- _What to work on_:
Restate every line below word for word, but drop each picture.

- _Data provided_:
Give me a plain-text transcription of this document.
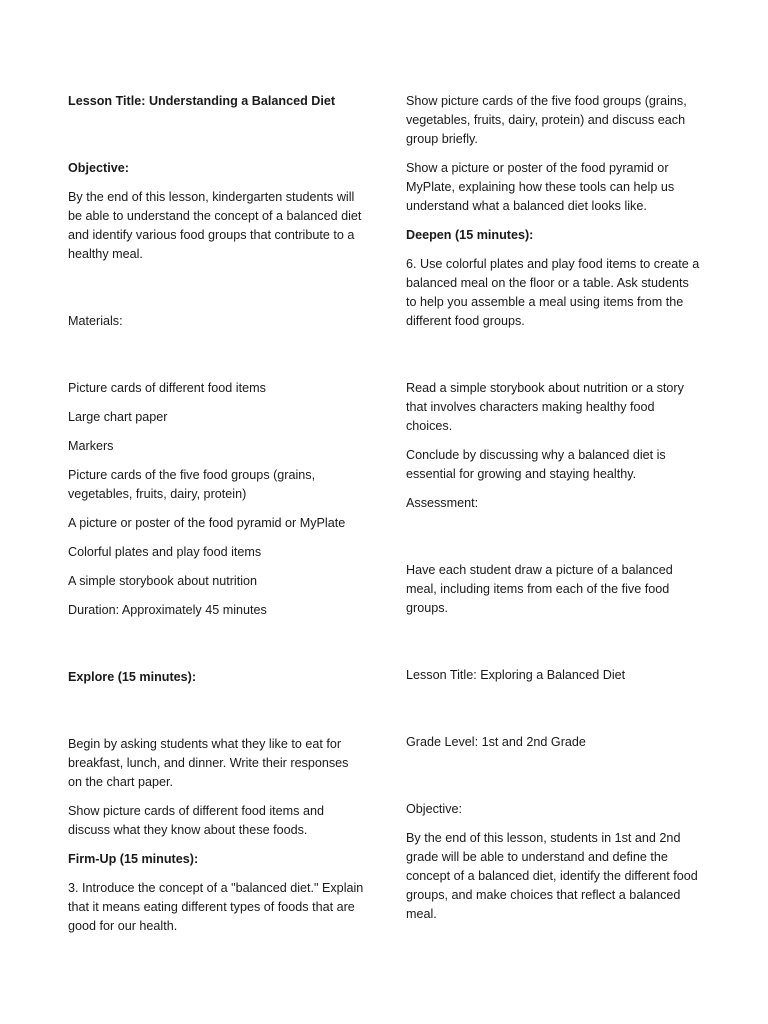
Lesson Title: Understanding a Balanced Diet

Objective:

By the end of this lesson, kindergarten students will be able to understand the concept of a balanced diet and identify various food groups that contribute to a healthy meal.

Materials:

Picture cards of different food items

Large chart paper

Markers

Picture cards of the five food groups (grains, vegetables, fruits, dairy, protein)

A picture or poster of the food pyramid or MyPlate

Colorful plates and play food items

A simple storybook about nutrition

Duration: Approximately 45 minutes

Explore (15 minutes):

Begin by asking students what they like to eat for breakfast, lunch, and dinner. Write their responses on the chart paper.

Show picture cards of different food items and discuss what they know about these foods.

Firm-Up (15 minutes):

3. Introduce the concept of a "balanced diet." Explain that it means eating different types of foods that are good for our health.

Show picture cards of the five food groups (grains, vegetables, fruits, dairy, protein) and discuss each group briefly.

Show a picture or poster of the food pyramid or MyPlate, explaining how these tools can help us understand what a balanced diet looks like.

Deepen (15 minutes):

6. Use colorful plates and play food items to create a balanced meal on the floor or a table. Ask students to help you assemble a meal using items from the different food groups.

Read a simple storybook about nutrition or a story that involves characters making healthy food choices.

Conclude by discussing why a balanced diet is essential for growing and staying healthy.

Assessment:

Have each student draw a picture of a balanced meal, including items from each of the five food groups.

Lesson Title: Exploring a Balanced Diet

Grade Level: 1st and 2nd Grade

Objective:

By the end of this lesson, students in 1st and 2nd grade will be able to understand and define the concept of a balanced diet, identify the different food groups, and make choices that reflect a balanced meal.
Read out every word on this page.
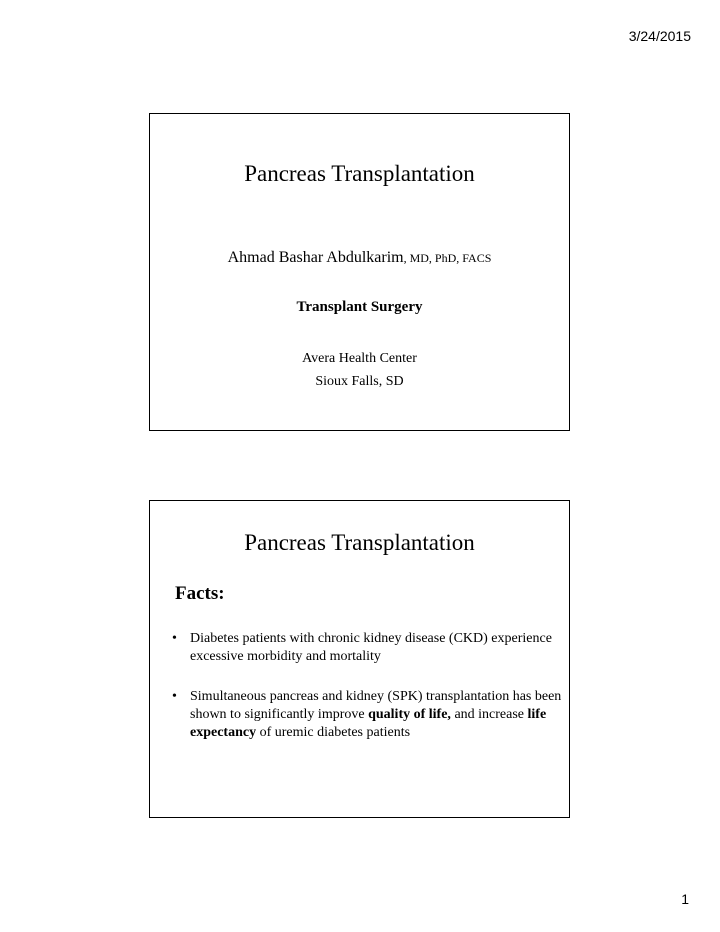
3/24/2015
Pancreas Transplantation
Ahmad Bashar Abdulkarim, MD, PhD, FACS
Transplant Surgery
Avera Health Center
Sioux Falls, SD
Pancreas Transplantation
Facts:
• Diabetes patients with chronic kidney disease (CKD) experience excessive morbidity and mortality
• Simultaneous pancreas and kidney (SPK) transplantation has been shown to significantly improve quality of life, and increase life expectancy of uremic diabetes patients
1
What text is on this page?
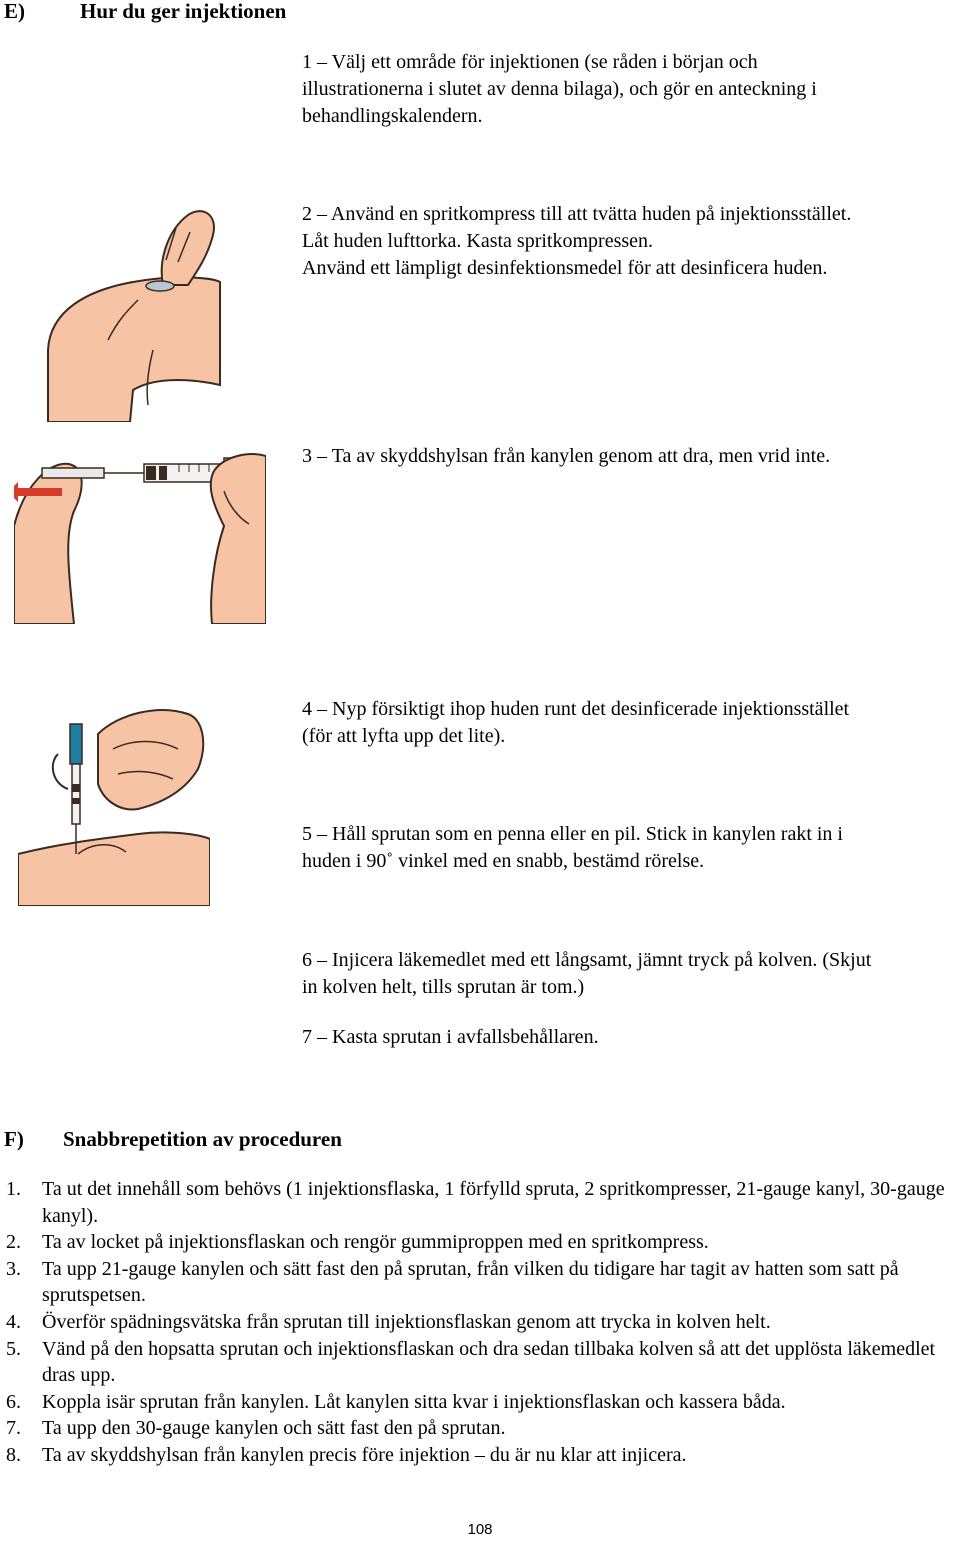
E)	Hur du ger injektionen
1 – Välj ett område för injektionen (se råden i början och
illustrationerna i slutet av denna bilaga), och gör en anteckning i
behandlingskalendern.
2 – Använd en spritkompress till att tvätta huden på injektionsstället.
Låt huden lufttorka. Kasta spritkompressen.
Använd ett lämpligt desinfektionsmedel för att desinficera huden.
3 – Ta av skyddshylsan från kanylen genom att dra, men vrid inte.
4 – Nyp försiktigt ihop huden runt det desinficerade injektionsstället
(för att lyfta upp det lite).
5 – Håll sprutan som en penna eller en pil. Stick in kanylen rakt in i
huden i 90˚ vinkel med en snabb, bestämd rörelse.
6 – Injicera läkemedlet med ett långsamt, jämnt tryck på kolven. (Skjut
in kolven helt, tills sprutan är tom.)
7 – Kasta sprutan i avfallsbehållaren.
F) Snabbrepetition av proceduren
1. Ta ut det innehåll som behövs (1 injektionsflaska, 1 förfylld spruta, 2 spritkompresser, 21-gauge kanyl, 30-gauge kanyl).
2. Ta av locket på injektionsflaskan och rengör gummiproppen med en spritkompress.
3. Ta upp 21-gauge kanylen och sätt fast den på sprutan, från vilken du tidigare har tagit av hatten som satt på sprutspetsen.
4. Överför spädningsvätska från sprutan till injektionsflaskan genom att trycka in kolven helt.
5. Vänd på den hopsatta sprutan och injektionsflaskan och dra sedan tillbaka kolven så att det upplösta läkemedlet dras upp.
6. Koppla isär sprutan från kanylen. Låt kanylen sitta kvar i injektionsflaskan och kassera båda.
7. Ta upp den 30-gauge kanylen och sätt fast den på sprutan.
8. Ta av skyddshylsan från kanylen precis före injektion – du är nu klar att injicera.
108
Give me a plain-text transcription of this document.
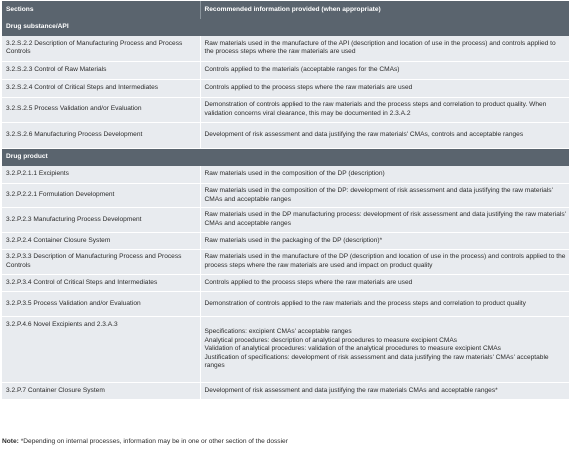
Sections	Recommended information provided (when appropriate)
Drug substance/API	
3.2.S.2.2 Description of Manufacturing Process and Process Controls	Raw materials used in the manufacture of the API (description and location of use in the process) and controls applied to the process steps where the raw materials are used
3.2.S.2.3 Control of Raw Materials	Controls applied to the materials (acceptable ranges for the CMAs)
3.2.S.2.4 Control of Critical Steps and Intermediates	Controls applied to the process steps where the raw materials are used
3.2.S.2.5 Process Validation and/or Evaluation	Demonstration of controls applied to the raw materials and the process steps and correlation to product quality. When validation concerns viral clearance, this may be documented in 2.3.A.2
3.2.S.2.6 Manufacturing Process Development	Development of risk assessment and data justifying the raw materials' CMAs, controls and acceptable ranges
Drug product	
3.2.P.2.1.1 Excipients	Raw materials used in the composition of the DP (description)
3.2.P.2.2.1 Formulation Development	Raw materials used in the composition of the DP: development of risk assessment and data justifying the raw materials' CMAs and acceptable ranges
3.2.P.2.3 Manufacturing Process Development	Raw materials used in the DP manufacturing process: development of risk assessment and data justifying the raw materials' CMAs and acceptable ranges
3.2.P.2.4 Container Closure System	Raw materials used in the packaging of the DP (description)*
3.2.P.3.3 Description of Manufacturing Process and Process Controls	Raw materials used in the manufacture of the DP (description and location of use in the process) and controls applied to the process steps where the raw materials are used and impact on product quality
3.2.P.3.4 Control of Critical Steps and Intermediates	Controls applied to the process steps where the raw materials are used
3.2.P.3.5 Process Validation and/or Evaluation	Demonstration of controls applied to the raw materials and the process steps and correlation to product quality
3.2.P.4.6 Novel Excipients and 2.3.A.3	Specifications: excipient CMAs' acceptable ranges
Analytical procedures: description of analytical procedures to measure excipient CMAs
Validation of analytical procedures: validation of the analytical procedures to measure excipient CMAs
Justification of specifications: development of risk assessment and data justifying the raw materials' CMAs' acceptable ranges

3.2.P.7 Container Closure System	Development of risk assessment and data justifying the raw materials CMAs and acceptable ranges*
Note: *Depending on internal processes, information may be in one or other section of the dossier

- _Task answer_:
Give me a plain-text transcription of this document.
Lesson Title: Understanding a Balanced Diet

Objective:

By the end of this lesson, kindergarten students will be able to understand the concept of a balanced diet and identify various food groups that contribute to a healthy meal.

Materials:

Picture cards of different food items

Large chart paper

Markers

Picture cards of the five food groups (grains, vegetables, fruits, dairy, protein)

A picture or poster of the food pyramid or MyPlate

Colorful plates and play food items

A simple storybook about nutrition

Duration: Approximately 45 minutes

Explore (15 minutes):

Begin by asking students what they like to eat for breakfast, lunch, and dinner. Write their responses on the chart paper.

Show picture cards of different food items and discuss what they know about these foods.

Firm-Up (15 minutes):

3. Introduce the concept of a "balanced diet." Explain that it means eating different types of foods that are good for our health.

Show picture cards of the five food groups (grains, vegetables, fruits, dairy, protein) and discuss each group briefly.

Show a picture or poster of the food pyramid or MyPlate, explaining how these tools can help us understand what a balanced diet looks like.

Deepen (15 minutes):

6. Use colorful plates and play food items to create a balanced meal on the floor or a table. Ask students to help you assemble a meal using items from the different food groups.

Read a simple storybook about nutrition or a story that involves characters making healthy food choices.

Conclude by discussing why a balanced diet is essential for growing and staying healthy.

Assessment:

Have each student draw a picture of a balanced meal, including items from each of the five food groups.

Lesson Title: Exploring a Balanced Diet

Grade Level: 1st and 2nd Grade

Objective:

By the end of this lesson, students in 1st and 2nd grade will be able to understand and define the concept of a balanced diet, identify the different food groups, and make choices that reflect a balanced meal.
Read out every word on this page.
3/24/2015
Pancreas Transplantation
Ahmad Bashar Abdulkarim, MD, PhD, FACS
Transplant Surgery
Avera Health Center
Sioux Falls, SD
Pancreas Transplantation
Facts:
• Diabetes patients with chronic kidney disease (CKD) experience excessive morbidity and mortality
• Simultaneous pancreas and kidney (SPK) transplantation has been shown to significantly improve quality of life, and increase life expectancy of uremic diabetes patients
1
What text is on this page?
E)	Hur du ger injektionen
1 – Välj ett område för injektionen (se råden i början och
illustrationerna i slutet av denna bilaga), och gör en anteckning i
behandlingskalendern.
2 – Använd en spritkompress till att tvätta huden på injektionsstället.
Låt huden lufttorka. Kasta spritkompressen.
Använd ett lämpligt desinfektionsmedel för att desinficera huden.
3 – Ta av skyddshylsan från kanylen genom att dra, men vrid inte.
4 – Nyp försiktigt ihop huden runt det desinficerade injektionsstället
(för att lyfta upp det lite).
5 – Håll sprutan som en penna eller en pil. Stick in kanylen rakt in i
huden i 90˚ vinkel med en snabb, bestämd rörelse.
6 – Injicera läkemedlet med ett långsamt, jämnt tryck på kolven. (Skjut
in kolven helt, tills sprutan är tom.)
7 – Kasta sprutan i avfallsbehållaren.
F) Snabbrepetition av proceduren
1. Ta ut det innehåll som behövs (1 injektionsflaska, 1 förfylld spruta, 2 spritkompresser, 21-gauge kanyl, 30-gauge kanyl).
2. Ta av locket på injektionsflaskan och rengör gummiproppen med en spritkompress.
3. Ta upp 21-gauge kanylen och sätt fast den på sprutan, från vilken du tidigare har tagit av hatten som satt på sprutspetsen.
4. Överför spädningsvätska från sprutan till injektionsflaskan genom att trycka in kolven helt.
5. Vänd på den hopsatta sprutan och injektionsflaskan och dra sedan tillbaka kolven så att det upplösta läkemedlet dras upp.
6. Koppla isär sprutan från kanylen. Låt kanylen sitta kvar i injektionsflaskan och kassera båda.
7. Ta upp den 30-gauge kanylen och sätt fast den på sprutan.
8. Ta av skyddshylsan från kanylen precis före injektion – du är nu klar att injicera.
108
Give me a plain-text transcription of this document.
Sections	Recommended information provided (when appropriate)
Drug substance/API	
3.2.S.2.2 Description of Manufacturing Process and Process Controls	Raw materials used in the manufacture of the API (description and location of use in the process) and controls applied to the process steps where the raw materials are used
3.2.S.2.3 Control of Raw Materials	Controls applied to the materials (acceptable ranges for the CMAs)
3.2.S.2.4 Control of Critical Steps and Intermediates	Controls applied to the process steps where the raw materials are used
3.2.S.2.5 Process Validation and/or Evaluation	Demonstration of controls applied to the raw materials and the process steps and correlation to product quality. When validation concerns viral clearance, this may be documented in 2.3.A.2
3.2.S.2.6 Manufacturing Process Development	Development of risk assessment and data justifying the raw materials' CMAs, controls and acceptable ranges
Drug product	
3.2.P.2.1.1 Excipients	Raw materials used in the composition of the DP (description)
3.2.P.2.2.1 Formulation Development	Raw materials used in the composition of the DP: development of risk assessment and data justifying the raw materials' CMAs and acceptable ranges
3.2.P.2.3 Manufacturing Process Development	Raw materials used in the DP manufacturing process: development of risk assessment and data justifying the raw materials' CMAs and acceptable ranges
3.2.P.2.4 Container Closure System	Raw materials used in the packaging of the DP (description)*
3.2.P.3.3 Description of Manufacturing Process and Process Controls	Raw materials used in the manufacture of the DP (description and location of use in the process) and controls applied to the process steps where the raw materials are used and impact on product quality
3.2.P.3.4 Control of Critical Steps and Intermediates	Controls applied to the process steps where the raw materials are used
3.2.P.3.5 Process Validation and/or Evaluation	Demonstration of controls applied to the raw materials and the process steps and correlation to product quality
3.2.P.4.6 Novel Excipients and 2.3.A.3	Specifications: excipient CMAs' acceptable ranges
Analytical procedures: description of analytical procedures to measure excipient CMAs
Validation of analytical procedures: validation of the analytical procedures to measure excipient CMAs
Justification of specifications: development of risk assessment and data justifying the raw materials' CMAs' acceptable ranges

3.2.P.7 Container Closure System	Development of risk assessment and data justifying the raw materials CMAs and acceptable ranges*
Note: *Depending on internal processes, information may be in one or other section of the dossier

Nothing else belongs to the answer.